## やること
「table-cell [1098, 633, 1358, 675]」を含む行から始めて「table-row[interactable]: 8ami-0711836ea349d35c8netTerrain demo」を含む行で終わるまで、両端の行も含めて一字一句変えずに書き写してもらえますか？
------ 使用する行 ------
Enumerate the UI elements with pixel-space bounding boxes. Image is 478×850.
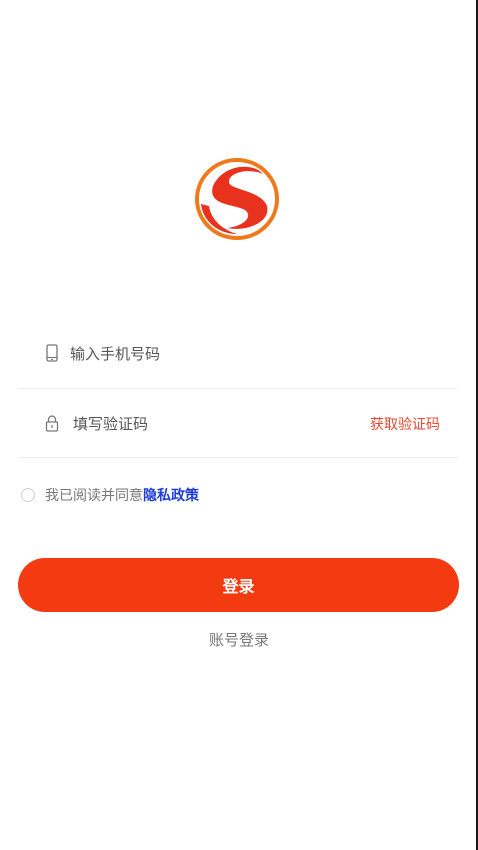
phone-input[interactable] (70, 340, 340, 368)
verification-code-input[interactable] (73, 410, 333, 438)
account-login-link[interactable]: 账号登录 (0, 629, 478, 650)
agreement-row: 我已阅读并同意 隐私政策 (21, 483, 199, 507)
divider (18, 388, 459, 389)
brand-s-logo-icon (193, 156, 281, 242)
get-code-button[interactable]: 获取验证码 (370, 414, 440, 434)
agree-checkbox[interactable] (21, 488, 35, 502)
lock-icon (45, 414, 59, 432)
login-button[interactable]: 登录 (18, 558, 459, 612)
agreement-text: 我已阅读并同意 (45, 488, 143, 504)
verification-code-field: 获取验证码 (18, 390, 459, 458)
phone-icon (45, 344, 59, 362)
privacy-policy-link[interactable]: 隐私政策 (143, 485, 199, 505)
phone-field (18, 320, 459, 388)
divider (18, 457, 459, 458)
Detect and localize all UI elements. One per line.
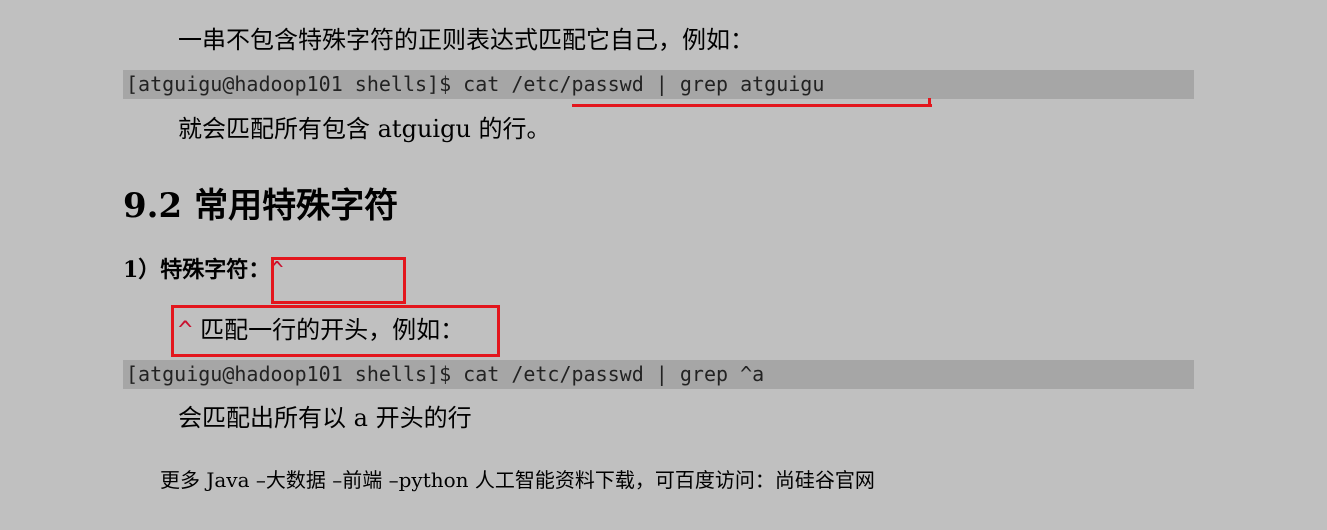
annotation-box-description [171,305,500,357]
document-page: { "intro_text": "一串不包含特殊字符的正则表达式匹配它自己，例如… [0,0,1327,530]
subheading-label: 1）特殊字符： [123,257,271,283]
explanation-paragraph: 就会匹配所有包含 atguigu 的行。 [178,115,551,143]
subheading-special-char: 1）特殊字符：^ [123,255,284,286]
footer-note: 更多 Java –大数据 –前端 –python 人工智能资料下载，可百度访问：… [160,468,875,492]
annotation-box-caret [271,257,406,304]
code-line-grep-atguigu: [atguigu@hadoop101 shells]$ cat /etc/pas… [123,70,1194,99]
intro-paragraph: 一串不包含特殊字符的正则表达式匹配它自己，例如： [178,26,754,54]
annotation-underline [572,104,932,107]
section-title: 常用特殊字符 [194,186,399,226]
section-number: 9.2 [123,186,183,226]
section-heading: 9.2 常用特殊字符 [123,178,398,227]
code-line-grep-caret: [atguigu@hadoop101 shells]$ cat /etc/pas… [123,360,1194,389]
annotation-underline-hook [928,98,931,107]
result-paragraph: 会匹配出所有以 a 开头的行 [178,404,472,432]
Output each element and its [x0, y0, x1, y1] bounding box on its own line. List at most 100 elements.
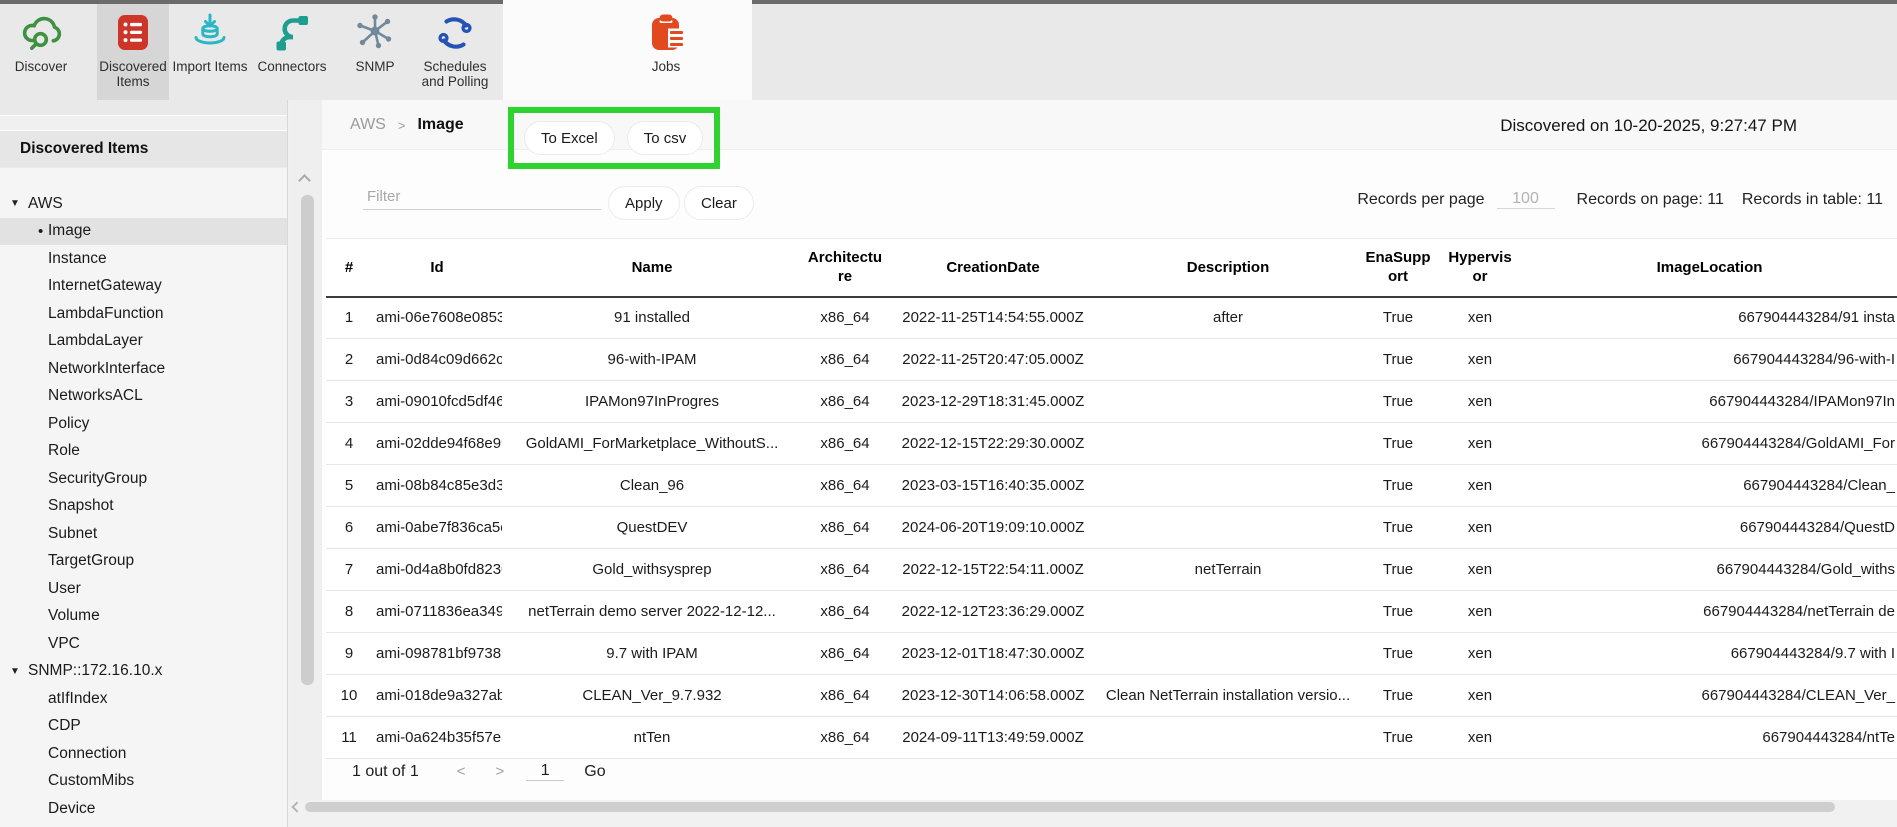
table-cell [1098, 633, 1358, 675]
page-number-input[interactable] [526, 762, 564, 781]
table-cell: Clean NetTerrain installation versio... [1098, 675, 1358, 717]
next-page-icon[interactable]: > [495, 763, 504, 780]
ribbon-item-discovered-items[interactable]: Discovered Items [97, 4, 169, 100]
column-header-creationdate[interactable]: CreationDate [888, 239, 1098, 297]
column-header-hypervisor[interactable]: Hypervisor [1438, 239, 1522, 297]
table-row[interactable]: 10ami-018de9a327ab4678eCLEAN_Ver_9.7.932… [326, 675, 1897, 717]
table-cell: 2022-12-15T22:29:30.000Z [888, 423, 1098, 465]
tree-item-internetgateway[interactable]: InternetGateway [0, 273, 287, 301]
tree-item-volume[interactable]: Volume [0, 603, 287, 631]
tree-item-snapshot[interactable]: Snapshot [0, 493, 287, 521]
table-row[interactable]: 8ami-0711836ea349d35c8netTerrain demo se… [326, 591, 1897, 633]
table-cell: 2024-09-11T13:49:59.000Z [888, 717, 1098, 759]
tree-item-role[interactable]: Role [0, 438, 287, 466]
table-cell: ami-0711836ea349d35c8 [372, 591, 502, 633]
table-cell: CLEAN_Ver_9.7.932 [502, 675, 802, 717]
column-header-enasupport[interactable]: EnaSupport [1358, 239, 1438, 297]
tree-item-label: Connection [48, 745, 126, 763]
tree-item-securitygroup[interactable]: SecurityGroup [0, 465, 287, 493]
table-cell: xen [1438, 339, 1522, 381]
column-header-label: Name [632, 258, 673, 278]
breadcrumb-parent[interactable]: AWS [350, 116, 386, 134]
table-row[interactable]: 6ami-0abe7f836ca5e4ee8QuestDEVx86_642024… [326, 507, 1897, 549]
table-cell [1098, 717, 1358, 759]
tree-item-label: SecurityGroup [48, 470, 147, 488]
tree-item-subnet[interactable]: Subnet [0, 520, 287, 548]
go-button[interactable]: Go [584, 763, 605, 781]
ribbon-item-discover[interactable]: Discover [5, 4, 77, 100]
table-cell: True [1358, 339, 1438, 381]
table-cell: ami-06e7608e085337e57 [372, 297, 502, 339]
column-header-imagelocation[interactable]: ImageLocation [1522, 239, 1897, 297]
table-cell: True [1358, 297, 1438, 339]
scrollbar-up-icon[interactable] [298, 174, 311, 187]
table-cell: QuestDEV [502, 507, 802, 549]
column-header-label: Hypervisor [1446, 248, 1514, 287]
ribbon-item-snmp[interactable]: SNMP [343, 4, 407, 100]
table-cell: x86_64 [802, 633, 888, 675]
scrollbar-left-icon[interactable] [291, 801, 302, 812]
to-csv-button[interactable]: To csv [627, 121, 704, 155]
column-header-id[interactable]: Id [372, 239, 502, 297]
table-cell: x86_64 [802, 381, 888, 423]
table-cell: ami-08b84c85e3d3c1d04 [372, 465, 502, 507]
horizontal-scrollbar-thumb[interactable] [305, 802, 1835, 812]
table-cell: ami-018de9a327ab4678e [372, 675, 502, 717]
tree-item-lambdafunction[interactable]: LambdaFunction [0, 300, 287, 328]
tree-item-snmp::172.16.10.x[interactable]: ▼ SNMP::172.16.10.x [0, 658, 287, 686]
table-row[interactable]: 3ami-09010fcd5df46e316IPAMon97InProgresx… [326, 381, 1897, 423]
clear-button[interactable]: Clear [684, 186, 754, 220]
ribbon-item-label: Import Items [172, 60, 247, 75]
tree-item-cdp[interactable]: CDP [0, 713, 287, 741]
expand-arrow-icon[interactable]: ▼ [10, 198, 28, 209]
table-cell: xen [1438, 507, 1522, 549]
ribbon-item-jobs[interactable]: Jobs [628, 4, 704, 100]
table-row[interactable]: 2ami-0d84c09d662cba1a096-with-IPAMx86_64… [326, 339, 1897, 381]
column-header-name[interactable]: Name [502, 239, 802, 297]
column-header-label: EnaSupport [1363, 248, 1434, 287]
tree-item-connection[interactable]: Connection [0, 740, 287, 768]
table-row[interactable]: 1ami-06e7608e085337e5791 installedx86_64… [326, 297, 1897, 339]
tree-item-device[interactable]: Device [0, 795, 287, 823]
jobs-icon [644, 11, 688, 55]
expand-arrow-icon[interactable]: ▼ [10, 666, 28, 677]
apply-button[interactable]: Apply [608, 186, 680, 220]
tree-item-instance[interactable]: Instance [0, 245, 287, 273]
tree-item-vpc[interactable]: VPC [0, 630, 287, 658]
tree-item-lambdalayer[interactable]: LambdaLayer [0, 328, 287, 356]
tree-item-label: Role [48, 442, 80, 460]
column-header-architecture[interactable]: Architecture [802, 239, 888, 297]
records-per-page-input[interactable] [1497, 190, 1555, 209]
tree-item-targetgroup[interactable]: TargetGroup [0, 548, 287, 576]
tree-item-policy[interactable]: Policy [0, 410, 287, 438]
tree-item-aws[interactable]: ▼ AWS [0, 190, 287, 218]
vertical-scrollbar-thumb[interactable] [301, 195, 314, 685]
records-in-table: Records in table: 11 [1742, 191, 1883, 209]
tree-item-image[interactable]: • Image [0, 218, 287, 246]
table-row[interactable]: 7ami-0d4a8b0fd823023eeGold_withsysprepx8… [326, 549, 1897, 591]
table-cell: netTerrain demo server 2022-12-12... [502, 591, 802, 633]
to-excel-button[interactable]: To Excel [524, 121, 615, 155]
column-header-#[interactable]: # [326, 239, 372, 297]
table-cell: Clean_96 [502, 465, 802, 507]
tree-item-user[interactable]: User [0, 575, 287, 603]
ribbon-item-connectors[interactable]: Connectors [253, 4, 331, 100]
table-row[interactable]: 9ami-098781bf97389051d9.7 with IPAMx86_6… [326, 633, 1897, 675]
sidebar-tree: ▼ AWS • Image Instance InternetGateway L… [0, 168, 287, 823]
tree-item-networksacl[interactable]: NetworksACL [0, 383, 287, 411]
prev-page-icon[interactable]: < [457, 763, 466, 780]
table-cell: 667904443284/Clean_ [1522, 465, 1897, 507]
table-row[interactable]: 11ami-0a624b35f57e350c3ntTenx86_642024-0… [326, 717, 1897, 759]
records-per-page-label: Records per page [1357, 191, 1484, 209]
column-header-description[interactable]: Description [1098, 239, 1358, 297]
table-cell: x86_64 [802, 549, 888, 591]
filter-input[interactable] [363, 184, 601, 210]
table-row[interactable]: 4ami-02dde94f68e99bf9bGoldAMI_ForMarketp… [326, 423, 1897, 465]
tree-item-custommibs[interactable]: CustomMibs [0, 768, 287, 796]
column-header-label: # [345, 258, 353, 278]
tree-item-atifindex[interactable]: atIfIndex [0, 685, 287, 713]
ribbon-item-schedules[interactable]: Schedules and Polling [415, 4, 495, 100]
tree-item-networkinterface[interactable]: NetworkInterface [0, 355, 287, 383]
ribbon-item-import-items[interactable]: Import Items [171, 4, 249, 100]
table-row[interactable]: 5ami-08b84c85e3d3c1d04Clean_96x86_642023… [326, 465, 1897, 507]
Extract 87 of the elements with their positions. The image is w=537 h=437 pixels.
------
## 回答
table-cell [1098, 633, 1358, 675]
page-number-input[interactable] [526, 762, 564, 781]
table-cell: Clean NetTerrain installation versio... [1098, 675, 1358, 717]
next-page-icon[interactable]: > [495, 763, 504, 780]
ribbon-item-discovered-items[interactable]: Discovered Items [97, 4, 169, 100]
column-header-creationdate[interactable]: CreationDate [888, 239, 1098, 297]
column-header-hypervisor[interactable]: Hypervisor [1438, 239, 1522, 297]
table-row[interactable]: 10ami-018de9a327ab4678eCLEAN_Ver_9.7.932… [326, 675, 1897, 717]
table-cell: 2022-12-15T22:29:30.000Z [888, 423, 1098, 465]
tree-item-internetgateway[interactable]: InternetGateway [0, 273, 287, 301]
tree-item-volume[interactable]: Volume [0, 603, 287, 631]
tree-item-snapshot[interactable]: Snapshot [0, 493, 287, 521]
table-row[interactable]: 8ami-0711836ea349d35c8netTerrain demo se… [326, 591, 1897, 633]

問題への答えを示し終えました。